[START Records provided]

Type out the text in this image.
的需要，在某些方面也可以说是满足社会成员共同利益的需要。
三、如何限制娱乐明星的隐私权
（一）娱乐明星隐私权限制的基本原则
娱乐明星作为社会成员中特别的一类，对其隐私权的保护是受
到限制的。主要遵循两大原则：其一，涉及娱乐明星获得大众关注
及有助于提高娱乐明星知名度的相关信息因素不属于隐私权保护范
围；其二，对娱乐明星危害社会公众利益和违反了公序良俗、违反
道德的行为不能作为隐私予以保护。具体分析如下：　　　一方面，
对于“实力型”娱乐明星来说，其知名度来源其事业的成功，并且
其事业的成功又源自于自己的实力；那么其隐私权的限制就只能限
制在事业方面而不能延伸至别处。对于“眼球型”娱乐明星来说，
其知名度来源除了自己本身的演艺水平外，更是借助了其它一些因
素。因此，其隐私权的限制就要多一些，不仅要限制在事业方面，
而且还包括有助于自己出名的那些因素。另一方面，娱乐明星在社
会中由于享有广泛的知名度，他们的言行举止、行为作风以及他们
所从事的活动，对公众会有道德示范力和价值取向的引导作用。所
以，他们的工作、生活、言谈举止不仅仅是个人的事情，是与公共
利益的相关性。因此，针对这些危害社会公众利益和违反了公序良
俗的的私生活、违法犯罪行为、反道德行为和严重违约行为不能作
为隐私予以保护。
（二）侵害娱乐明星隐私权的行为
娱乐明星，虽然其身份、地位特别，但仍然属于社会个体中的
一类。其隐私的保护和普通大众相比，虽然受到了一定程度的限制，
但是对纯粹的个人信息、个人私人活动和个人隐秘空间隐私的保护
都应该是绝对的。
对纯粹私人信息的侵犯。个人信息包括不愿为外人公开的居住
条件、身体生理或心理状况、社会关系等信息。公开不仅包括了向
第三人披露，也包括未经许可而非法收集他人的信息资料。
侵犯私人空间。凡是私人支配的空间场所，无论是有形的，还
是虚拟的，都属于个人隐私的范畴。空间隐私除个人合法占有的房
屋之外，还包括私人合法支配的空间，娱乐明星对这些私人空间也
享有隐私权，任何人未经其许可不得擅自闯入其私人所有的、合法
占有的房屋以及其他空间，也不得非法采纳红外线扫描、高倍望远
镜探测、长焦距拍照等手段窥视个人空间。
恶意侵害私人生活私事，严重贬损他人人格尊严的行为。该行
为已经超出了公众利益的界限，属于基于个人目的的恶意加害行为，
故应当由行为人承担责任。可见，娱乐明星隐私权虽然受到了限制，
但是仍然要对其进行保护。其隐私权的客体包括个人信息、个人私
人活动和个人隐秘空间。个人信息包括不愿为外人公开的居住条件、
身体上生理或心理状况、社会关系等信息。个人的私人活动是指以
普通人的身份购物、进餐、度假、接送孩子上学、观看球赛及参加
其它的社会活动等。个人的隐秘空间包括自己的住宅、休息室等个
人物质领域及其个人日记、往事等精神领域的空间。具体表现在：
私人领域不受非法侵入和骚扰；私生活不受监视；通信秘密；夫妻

[END Records provided]

Count the lines above that contain the word "社会关系等信息". Give only the number.

2